Set out each line from the following listing that includes the word "Caribe".
━━━━━ Given records ━━━━━
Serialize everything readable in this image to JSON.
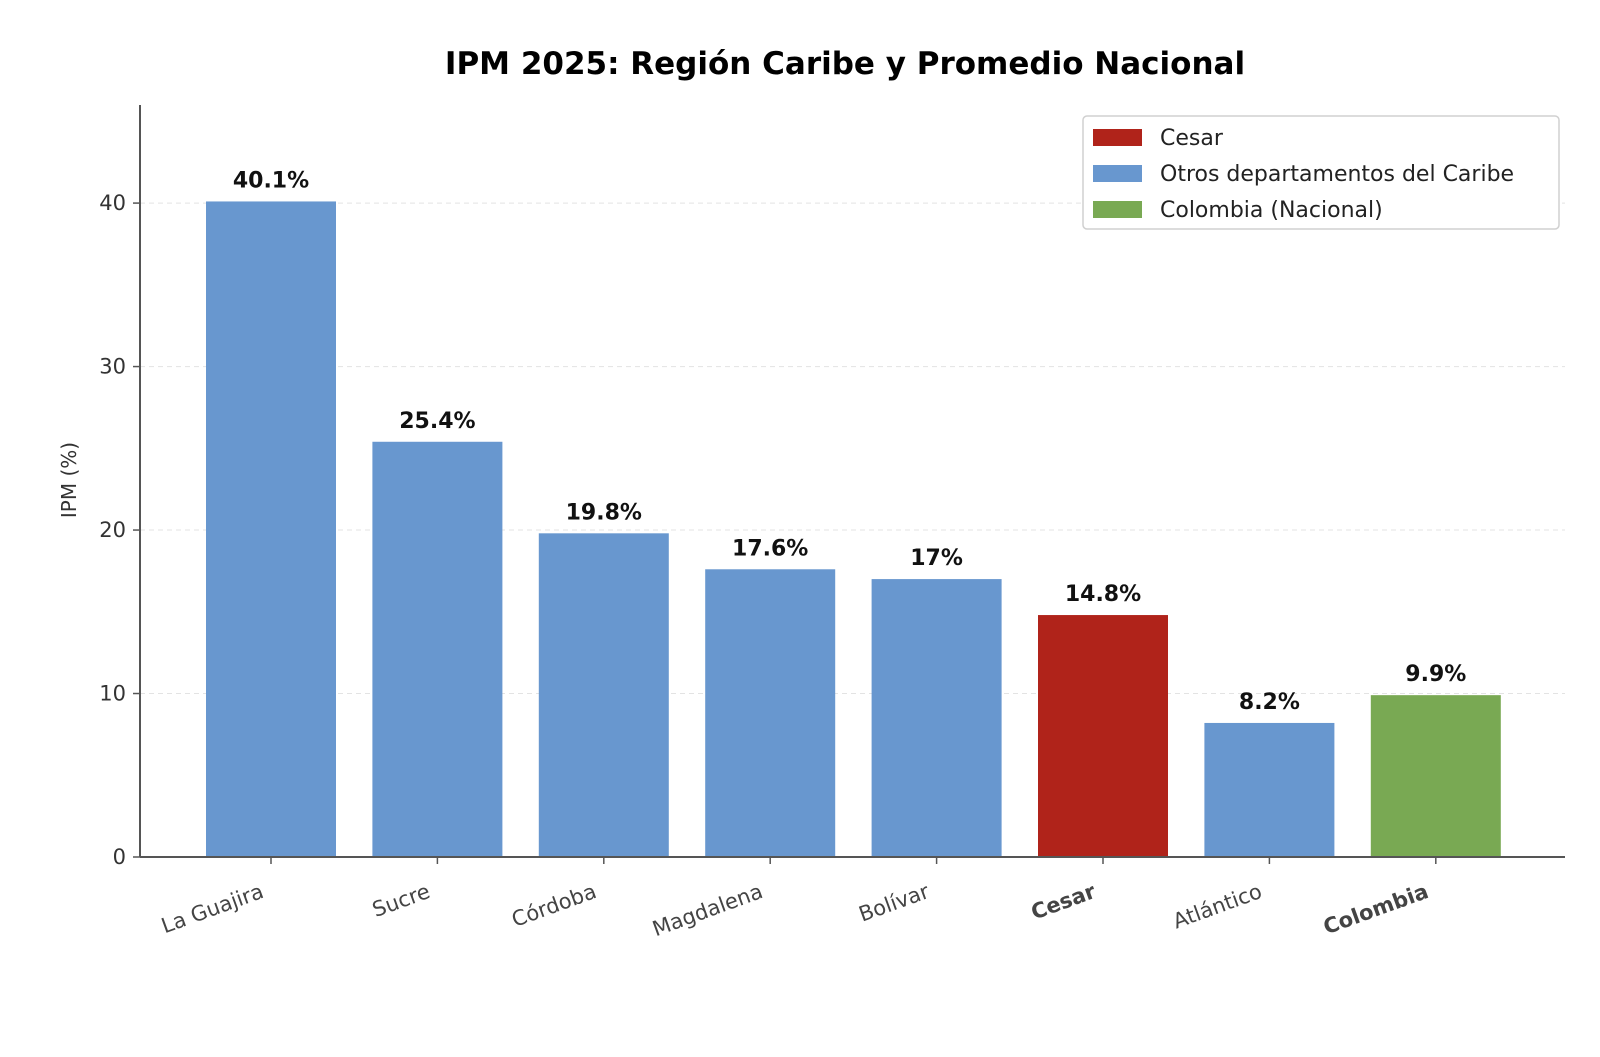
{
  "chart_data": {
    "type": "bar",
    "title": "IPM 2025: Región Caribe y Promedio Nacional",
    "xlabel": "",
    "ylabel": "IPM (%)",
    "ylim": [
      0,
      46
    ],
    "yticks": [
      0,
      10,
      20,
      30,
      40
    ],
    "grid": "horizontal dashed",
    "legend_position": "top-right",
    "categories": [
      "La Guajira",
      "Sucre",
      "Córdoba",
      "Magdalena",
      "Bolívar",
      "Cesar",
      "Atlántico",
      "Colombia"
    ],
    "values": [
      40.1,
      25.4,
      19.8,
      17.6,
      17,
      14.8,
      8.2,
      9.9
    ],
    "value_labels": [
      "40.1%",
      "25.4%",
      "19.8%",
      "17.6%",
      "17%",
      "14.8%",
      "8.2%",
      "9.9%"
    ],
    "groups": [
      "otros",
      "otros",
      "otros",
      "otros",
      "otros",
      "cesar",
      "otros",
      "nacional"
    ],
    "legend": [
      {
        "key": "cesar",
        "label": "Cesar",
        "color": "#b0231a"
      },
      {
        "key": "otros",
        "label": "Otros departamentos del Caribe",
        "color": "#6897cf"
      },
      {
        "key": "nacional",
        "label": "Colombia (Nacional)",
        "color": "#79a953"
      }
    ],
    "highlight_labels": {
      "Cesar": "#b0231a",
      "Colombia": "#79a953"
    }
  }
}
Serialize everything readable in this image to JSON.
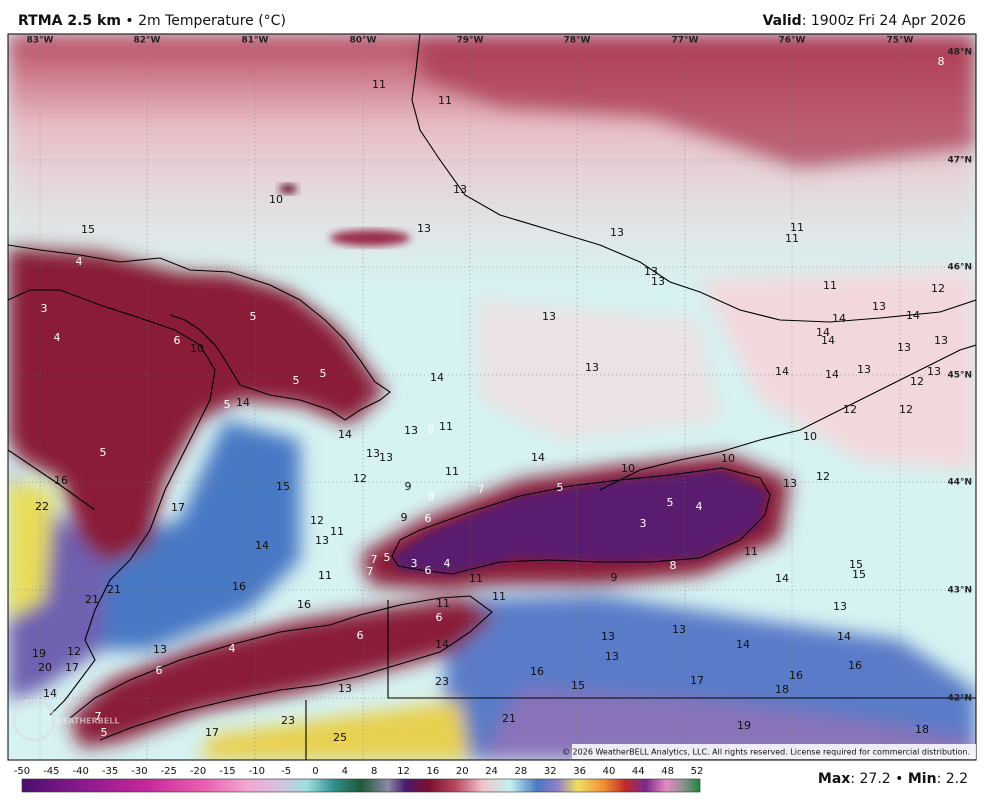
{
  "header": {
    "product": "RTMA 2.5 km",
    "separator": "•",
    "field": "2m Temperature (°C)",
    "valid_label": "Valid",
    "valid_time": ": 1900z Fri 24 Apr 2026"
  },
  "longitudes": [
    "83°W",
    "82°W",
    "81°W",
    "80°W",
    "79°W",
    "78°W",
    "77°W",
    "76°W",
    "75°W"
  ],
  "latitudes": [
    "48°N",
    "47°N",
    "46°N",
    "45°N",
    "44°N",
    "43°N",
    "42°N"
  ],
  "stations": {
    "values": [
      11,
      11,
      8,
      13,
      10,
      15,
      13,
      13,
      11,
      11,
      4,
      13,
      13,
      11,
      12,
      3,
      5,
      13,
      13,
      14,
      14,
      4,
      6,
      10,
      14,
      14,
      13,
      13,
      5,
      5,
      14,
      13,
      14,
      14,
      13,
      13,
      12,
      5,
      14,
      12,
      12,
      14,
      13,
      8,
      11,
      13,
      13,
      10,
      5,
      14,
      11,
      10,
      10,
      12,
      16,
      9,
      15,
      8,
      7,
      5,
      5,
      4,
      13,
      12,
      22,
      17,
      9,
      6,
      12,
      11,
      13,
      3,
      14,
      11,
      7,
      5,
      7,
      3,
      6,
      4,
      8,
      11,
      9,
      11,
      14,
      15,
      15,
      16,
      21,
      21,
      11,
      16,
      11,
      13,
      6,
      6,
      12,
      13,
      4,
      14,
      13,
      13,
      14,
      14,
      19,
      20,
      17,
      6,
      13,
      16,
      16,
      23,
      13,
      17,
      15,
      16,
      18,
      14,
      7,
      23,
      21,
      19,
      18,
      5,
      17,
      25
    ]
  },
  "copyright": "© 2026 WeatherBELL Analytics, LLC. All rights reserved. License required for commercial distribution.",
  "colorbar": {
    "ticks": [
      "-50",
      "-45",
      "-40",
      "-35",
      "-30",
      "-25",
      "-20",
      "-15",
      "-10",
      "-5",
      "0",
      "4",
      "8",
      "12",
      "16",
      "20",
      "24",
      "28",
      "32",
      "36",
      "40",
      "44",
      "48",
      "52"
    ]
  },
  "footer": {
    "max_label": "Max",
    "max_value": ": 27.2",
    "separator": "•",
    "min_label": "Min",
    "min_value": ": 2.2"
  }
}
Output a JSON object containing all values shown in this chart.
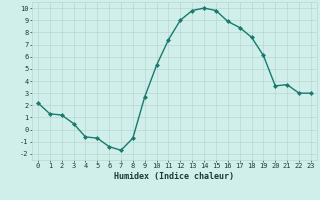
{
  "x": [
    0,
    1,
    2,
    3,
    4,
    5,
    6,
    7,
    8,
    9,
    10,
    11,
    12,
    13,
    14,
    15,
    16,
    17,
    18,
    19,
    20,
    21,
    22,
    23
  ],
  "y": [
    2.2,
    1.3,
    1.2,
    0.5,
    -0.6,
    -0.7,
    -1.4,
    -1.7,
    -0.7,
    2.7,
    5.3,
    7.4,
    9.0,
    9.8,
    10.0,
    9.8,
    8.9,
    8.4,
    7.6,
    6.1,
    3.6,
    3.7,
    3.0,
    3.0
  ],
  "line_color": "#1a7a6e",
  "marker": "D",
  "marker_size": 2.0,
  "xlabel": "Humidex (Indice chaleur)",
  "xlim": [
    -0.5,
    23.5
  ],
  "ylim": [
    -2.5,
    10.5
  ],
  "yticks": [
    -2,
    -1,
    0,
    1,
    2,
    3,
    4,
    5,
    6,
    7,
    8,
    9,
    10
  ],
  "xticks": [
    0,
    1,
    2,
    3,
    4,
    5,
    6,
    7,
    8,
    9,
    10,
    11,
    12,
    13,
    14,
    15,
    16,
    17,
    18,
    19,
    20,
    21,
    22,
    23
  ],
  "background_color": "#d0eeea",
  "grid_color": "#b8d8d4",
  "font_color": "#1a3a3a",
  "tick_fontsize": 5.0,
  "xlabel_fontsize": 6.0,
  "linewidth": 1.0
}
━━━━━
Correct output:
    "title": "IPM 2025: Región Caribe y Promedio Nacional",
        "label": "Otros departamentos del Caribe",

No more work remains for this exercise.